• [THE EXERCISE]:
Lines containing the string "sword" are to be collected in full.

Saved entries
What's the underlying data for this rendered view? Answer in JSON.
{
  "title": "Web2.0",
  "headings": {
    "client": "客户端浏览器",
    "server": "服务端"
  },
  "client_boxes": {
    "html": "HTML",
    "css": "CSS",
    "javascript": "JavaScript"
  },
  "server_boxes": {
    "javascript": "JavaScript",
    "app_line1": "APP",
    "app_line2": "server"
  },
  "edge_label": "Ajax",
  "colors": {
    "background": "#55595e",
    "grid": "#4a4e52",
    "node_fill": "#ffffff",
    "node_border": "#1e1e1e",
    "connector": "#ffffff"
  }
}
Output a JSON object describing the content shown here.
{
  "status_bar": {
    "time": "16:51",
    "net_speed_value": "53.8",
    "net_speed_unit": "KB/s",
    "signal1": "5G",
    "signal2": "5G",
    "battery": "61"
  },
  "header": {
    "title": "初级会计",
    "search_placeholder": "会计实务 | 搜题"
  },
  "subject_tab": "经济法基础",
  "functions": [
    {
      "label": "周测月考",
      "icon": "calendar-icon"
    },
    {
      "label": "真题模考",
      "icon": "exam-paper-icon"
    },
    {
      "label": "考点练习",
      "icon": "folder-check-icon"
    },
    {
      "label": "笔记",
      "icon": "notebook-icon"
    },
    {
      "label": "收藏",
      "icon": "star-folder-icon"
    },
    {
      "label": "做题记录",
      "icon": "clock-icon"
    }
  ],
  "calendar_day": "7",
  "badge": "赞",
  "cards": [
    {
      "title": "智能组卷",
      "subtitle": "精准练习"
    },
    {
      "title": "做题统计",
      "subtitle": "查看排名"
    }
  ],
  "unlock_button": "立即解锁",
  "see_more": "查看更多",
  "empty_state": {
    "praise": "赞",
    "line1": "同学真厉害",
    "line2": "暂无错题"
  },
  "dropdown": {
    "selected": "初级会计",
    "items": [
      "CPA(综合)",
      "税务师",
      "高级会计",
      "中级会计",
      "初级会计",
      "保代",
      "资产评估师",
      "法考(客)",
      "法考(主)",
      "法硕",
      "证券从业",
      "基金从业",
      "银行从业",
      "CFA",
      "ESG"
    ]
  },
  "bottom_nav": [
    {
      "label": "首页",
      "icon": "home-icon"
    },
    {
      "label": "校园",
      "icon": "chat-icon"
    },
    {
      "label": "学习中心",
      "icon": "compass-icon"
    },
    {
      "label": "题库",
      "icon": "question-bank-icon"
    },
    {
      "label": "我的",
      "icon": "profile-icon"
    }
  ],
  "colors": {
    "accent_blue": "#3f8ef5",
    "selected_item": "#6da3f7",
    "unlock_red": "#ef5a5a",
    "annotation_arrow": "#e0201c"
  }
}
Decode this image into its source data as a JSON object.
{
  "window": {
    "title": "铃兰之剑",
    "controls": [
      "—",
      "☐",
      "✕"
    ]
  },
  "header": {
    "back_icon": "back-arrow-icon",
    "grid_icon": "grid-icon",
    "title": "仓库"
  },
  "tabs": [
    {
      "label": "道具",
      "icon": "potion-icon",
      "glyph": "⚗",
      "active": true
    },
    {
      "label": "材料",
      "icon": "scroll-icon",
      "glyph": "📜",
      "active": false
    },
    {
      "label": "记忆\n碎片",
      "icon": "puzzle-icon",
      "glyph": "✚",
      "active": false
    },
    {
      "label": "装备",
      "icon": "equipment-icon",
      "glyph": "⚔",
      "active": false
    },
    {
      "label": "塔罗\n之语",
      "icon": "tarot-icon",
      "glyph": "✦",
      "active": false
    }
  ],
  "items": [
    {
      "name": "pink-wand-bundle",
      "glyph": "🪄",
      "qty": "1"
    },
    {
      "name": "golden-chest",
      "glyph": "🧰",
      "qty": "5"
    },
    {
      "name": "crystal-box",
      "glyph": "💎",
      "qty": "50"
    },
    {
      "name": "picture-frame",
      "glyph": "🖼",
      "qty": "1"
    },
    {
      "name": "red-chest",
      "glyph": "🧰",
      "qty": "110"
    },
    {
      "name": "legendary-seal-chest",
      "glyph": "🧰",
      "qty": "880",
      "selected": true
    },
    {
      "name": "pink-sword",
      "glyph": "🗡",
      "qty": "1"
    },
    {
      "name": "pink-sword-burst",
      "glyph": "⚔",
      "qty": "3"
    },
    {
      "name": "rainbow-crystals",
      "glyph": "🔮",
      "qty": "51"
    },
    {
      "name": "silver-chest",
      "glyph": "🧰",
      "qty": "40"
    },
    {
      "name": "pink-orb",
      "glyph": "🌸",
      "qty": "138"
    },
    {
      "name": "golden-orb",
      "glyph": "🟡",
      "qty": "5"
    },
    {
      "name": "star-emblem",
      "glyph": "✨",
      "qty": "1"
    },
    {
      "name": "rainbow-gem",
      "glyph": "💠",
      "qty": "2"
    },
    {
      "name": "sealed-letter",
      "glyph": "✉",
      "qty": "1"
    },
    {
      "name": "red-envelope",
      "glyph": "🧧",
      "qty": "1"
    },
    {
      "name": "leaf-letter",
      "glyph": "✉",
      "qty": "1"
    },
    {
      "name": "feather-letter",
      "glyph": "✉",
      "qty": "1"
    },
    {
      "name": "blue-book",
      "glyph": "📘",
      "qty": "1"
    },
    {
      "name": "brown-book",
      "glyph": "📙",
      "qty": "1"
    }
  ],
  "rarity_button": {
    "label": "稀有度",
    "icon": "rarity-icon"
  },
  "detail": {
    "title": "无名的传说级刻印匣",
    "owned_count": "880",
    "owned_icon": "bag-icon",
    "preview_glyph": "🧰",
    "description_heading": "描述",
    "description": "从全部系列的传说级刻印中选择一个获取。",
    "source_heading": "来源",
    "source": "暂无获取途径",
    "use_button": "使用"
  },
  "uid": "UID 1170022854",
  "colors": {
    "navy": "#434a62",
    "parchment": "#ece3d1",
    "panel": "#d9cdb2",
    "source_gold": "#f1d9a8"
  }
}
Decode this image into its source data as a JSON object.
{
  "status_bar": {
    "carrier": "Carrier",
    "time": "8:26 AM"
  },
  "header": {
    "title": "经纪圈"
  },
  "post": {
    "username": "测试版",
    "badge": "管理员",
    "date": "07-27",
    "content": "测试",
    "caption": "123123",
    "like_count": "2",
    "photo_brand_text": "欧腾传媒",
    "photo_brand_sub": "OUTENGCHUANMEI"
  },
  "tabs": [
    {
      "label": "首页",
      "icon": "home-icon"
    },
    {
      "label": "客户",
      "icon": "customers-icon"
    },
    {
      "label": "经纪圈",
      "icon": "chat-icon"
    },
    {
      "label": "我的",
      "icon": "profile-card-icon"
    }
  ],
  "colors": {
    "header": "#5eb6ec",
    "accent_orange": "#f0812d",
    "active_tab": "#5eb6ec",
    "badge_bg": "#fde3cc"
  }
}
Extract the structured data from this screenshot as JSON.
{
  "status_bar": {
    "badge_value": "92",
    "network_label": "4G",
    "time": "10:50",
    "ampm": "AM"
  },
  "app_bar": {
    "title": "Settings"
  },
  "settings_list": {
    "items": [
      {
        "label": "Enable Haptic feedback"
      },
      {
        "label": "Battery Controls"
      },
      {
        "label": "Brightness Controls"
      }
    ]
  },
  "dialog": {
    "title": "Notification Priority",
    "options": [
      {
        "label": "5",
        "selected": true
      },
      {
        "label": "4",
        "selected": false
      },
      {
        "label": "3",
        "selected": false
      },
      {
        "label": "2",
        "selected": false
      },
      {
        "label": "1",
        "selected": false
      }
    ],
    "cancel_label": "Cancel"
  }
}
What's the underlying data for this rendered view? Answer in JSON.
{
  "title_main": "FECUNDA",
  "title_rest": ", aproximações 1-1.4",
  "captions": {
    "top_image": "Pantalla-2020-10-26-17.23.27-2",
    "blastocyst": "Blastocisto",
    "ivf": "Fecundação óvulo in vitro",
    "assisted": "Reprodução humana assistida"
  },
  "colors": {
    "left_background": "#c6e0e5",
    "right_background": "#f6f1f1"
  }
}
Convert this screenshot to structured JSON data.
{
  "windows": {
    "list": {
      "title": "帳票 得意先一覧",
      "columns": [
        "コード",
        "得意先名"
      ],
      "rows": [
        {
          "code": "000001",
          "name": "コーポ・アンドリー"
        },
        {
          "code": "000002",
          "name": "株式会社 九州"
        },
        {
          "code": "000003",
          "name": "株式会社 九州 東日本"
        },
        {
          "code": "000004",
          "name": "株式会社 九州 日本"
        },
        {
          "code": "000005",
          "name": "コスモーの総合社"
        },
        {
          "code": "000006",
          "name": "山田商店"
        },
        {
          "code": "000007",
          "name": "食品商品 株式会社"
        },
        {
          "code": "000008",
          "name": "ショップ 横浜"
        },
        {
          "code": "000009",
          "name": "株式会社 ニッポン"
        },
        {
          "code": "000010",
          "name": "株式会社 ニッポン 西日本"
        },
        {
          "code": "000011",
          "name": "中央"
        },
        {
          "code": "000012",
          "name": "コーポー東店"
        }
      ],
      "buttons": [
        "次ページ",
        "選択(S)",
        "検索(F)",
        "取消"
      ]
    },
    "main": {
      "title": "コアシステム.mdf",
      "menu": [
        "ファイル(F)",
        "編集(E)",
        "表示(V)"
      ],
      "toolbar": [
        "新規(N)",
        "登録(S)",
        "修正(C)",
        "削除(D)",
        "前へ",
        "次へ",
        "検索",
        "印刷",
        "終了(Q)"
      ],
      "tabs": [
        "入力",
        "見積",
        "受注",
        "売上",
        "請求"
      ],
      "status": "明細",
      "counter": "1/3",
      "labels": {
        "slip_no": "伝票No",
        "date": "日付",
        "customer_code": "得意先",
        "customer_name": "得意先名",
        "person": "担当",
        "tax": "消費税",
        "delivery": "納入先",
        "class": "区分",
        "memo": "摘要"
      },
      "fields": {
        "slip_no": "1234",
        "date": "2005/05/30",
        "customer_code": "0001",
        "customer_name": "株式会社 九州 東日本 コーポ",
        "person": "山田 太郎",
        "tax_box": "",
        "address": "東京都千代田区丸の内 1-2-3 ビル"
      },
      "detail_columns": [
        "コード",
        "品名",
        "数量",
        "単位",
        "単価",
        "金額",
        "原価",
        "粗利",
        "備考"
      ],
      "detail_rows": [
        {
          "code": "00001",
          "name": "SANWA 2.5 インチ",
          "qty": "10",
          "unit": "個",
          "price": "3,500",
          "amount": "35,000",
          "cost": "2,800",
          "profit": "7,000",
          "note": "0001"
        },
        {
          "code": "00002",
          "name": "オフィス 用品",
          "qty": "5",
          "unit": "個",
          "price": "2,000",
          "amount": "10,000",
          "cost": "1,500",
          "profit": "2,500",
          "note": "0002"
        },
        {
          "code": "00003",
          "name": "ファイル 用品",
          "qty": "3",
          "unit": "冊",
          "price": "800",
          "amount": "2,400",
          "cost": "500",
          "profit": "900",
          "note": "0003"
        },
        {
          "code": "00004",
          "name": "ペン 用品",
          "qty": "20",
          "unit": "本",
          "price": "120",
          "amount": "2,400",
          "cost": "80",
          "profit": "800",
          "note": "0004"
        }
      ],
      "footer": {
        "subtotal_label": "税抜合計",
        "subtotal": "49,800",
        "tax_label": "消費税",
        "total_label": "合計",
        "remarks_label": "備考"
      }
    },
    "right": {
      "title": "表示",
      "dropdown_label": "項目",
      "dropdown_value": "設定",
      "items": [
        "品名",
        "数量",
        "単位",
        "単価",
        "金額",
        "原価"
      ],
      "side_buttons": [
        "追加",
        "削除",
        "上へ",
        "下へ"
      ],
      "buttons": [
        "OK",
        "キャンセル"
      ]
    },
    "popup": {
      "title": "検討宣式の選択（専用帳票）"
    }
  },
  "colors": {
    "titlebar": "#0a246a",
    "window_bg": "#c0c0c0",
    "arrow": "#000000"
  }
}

• [FINISHED TASK]:
      "name": "pink-sword",
      "name": "pink-sword-burst",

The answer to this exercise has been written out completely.